Data listing:
[start]

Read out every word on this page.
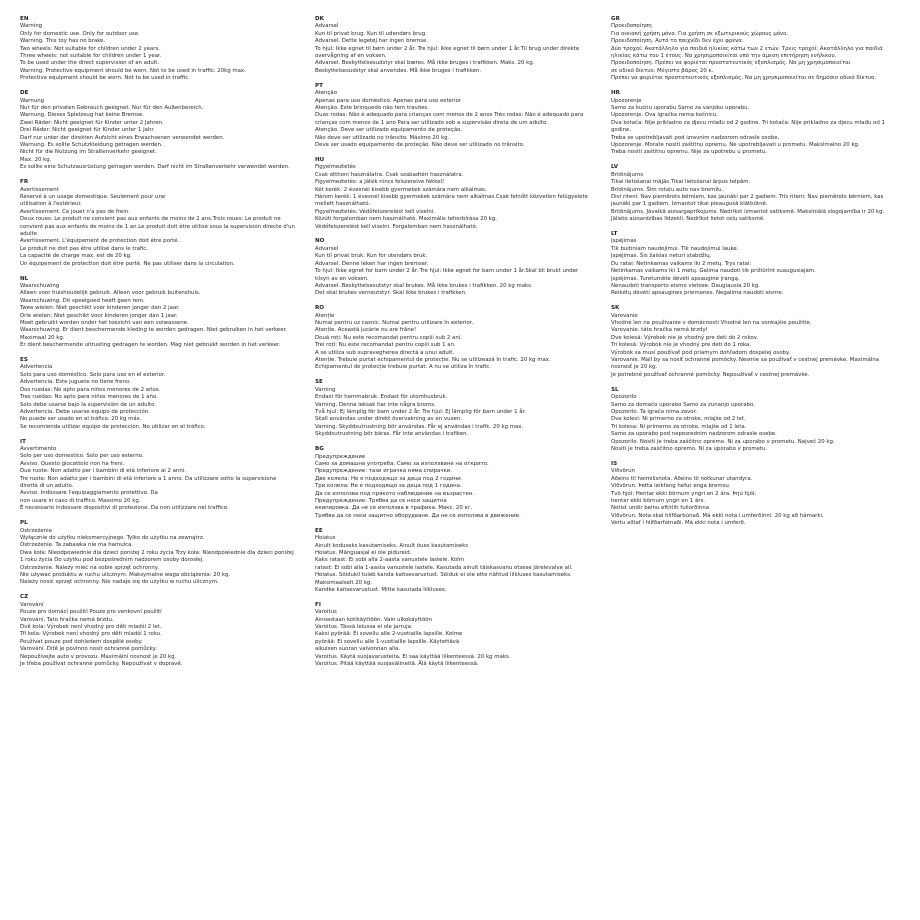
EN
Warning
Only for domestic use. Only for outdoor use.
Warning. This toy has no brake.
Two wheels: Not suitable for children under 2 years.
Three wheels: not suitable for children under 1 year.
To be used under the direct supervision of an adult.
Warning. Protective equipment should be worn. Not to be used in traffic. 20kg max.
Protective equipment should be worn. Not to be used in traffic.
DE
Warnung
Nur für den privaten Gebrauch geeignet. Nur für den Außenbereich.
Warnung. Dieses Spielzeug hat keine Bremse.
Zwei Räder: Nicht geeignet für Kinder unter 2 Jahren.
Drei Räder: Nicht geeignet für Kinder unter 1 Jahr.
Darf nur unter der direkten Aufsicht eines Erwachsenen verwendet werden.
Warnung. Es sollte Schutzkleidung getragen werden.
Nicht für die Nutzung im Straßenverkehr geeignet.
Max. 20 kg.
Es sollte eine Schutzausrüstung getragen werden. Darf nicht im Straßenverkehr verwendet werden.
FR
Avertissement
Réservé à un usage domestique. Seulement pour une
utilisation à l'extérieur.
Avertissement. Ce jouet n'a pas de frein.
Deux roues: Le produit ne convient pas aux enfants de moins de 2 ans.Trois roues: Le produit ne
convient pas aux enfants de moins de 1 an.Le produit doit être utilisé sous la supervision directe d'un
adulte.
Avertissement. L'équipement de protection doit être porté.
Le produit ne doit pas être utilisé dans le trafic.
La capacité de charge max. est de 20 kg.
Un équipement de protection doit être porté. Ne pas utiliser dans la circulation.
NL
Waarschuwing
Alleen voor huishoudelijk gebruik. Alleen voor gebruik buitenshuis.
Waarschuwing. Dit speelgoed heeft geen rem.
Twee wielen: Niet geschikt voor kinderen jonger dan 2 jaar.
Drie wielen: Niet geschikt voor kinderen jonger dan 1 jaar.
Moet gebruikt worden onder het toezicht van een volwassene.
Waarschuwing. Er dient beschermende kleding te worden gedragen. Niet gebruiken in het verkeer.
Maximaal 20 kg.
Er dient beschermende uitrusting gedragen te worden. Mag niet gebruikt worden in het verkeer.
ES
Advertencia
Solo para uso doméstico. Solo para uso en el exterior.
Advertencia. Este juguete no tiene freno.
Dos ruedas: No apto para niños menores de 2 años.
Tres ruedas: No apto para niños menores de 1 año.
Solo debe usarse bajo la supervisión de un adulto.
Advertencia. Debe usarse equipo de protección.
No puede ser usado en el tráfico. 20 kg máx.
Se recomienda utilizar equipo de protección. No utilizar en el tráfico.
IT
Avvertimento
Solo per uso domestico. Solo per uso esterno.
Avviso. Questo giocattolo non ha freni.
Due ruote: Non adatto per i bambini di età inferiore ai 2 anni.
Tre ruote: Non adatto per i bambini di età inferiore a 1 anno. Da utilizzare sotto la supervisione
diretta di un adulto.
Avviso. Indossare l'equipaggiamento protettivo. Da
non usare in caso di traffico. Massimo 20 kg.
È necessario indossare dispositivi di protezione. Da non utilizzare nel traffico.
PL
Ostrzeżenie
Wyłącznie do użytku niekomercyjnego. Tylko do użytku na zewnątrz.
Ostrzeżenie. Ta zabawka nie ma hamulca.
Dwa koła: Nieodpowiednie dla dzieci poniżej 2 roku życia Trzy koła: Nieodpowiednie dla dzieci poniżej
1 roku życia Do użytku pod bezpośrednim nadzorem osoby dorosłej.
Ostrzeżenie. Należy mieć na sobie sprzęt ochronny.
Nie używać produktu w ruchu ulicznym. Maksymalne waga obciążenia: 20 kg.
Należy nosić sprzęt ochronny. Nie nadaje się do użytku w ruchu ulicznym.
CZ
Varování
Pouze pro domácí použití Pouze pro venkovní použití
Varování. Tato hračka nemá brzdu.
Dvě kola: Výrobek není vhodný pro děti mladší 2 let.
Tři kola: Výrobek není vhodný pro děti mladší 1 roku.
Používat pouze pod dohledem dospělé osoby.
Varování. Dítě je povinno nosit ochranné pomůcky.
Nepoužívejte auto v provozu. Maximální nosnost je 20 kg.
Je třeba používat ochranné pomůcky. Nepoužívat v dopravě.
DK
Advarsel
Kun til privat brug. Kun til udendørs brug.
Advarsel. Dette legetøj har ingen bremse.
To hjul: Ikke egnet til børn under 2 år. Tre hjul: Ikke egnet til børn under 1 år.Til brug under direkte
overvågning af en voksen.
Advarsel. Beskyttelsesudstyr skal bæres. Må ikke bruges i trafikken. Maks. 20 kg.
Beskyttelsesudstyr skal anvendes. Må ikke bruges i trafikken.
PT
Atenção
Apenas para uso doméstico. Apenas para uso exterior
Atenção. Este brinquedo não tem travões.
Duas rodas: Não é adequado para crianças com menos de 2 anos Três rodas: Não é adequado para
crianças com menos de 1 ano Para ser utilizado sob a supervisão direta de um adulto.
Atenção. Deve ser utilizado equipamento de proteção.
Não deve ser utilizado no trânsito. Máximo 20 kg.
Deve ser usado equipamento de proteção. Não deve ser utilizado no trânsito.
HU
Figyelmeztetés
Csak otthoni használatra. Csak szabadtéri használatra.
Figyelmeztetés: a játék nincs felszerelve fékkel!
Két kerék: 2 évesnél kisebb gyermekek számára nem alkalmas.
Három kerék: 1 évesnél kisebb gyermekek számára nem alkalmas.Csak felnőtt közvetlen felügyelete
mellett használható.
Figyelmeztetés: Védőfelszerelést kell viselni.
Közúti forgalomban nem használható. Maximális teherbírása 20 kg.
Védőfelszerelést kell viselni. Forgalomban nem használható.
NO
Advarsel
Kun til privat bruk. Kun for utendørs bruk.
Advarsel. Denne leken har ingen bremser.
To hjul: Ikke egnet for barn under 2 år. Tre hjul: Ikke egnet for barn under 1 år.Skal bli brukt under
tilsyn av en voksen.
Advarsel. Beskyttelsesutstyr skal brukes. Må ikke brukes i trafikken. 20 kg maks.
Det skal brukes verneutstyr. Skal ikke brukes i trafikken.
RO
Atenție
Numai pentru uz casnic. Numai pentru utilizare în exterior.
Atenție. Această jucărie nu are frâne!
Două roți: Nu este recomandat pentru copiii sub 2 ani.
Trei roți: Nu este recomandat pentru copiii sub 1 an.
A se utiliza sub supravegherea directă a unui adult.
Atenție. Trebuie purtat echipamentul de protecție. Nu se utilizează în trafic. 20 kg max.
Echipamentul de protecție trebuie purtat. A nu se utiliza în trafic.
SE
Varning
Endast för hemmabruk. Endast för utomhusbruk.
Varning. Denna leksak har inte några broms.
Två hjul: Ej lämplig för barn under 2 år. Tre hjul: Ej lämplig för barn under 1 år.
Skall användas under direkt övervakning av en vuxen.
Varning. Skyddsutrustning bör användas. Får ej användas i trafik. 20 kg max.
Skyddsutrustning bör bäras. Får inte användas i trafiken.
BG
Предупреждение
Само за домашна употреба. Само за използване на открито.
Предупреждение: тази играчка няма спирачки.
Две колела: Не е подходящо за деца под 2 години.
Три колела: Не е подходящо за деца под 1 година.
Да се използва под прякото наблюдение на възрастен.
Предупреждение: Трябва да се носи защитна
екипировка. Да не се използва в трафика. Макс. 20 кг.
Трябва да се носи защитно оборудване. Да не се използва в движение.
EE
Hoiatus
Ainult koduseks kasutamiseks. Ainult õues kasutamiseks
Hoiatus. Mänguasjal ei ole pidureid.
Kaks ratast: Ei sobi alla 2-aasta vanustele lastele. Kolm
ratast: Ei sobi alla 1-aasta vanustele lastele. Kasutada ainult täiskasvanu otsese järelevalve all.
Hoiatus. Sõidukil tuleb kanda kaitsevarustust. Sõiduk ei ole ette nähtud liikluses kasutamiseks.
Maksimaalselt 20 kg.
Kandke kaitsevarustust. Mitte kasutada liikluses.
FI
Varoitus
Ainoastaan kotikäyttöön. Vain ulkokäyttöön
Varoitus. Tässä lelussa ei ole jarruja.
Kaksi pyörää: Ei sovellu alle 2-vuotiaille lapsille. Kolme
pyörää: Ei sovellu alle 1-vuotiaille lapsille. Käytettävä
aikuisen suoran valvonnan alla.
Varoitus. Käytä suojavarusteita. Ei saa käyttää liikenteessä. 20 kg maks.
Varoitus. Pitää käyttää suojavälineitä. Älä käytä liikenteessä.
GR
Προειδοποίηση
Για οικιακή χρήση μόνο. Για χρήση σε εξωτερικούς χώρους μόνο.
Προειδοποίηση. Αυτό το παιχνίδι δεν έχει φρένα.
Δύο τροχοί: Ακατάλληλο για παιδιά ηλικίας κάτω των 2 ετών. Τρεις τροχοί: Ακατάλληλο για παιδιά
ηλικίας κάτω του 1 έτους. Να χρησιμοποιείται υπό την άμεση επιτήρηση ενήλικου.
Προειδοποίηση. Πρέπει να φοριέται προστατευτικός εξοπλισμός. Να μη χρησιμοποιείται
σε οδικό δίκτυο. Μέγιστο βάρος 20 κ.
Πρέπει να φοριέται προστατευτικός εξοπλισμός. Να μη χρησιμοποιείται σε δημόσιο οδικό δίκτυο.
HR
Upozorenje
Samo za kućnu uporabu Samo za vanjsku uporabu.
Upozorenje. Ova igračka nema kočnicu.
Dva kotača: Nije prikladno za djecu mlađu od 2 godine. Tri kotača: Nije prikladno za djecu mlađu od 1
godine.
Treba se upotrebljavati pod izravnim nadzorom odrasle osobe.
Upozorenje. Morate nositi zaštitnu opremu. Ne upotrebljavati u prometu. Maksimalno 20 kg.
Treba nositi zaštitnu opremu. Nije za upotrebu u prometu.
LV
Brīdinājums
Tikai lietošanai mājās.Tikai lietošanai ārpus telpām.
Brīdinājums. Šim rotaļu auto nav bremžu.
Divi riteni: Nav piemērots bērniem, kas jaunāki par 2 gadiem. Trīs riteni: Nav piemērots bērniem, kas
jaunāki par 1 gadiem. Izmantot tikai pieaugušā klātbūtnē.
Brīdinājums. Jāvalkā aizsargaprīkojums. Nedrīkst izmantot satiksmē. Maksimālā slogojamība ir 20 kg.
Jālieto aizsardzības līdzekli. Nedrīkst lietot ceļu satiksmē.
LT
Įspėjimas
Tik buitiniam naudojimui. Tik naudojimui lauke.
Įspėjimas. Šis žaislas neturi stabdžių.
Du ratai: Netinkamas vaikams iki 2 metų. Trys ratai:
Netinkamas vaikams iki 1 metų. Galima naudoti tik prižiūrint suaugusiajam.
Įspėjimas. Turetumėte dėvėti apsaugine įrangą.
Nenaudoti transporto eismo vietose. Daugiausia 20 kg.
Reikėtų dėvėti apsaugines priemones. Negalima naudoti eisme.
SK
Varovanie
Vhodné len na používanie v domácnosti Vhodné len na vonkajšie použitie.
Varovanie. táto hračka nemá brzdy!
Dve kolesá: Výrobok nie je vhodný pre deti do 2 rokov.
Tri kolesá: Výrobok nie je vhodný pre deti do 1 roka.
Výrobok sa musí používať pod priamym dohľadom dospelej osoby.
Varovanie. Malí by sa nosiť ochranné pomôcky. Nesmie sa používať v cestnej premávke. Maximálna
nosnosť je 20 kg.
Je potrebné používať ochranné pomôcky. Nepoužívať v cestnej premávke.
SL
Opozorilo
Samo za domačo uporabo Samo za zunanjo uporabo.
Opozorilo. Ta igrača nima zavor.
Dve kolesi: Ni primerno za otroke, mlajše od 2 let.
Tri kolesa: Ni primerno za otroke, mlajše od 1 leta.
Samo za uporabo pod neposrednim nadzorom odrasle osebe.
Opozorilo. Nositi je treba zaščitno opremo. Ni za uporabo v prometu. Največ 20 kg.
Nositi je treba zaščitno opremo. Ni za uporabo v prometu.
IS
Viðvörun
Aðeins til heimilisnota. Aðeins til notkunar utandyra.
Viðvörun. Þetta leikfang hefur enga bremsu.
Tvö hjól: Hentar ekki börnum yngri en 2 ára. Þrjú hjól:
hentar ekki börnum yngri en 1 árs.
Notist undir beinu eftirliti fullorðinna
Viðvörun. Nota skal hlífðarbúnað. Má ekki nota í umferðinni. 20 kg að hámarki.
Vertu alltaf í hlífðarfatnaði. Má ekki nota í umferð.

[end]

What you are asked to do: Your task is to report how many lines of the material include the string "verwendet". Give the number and no other words.

Answer for the task: 2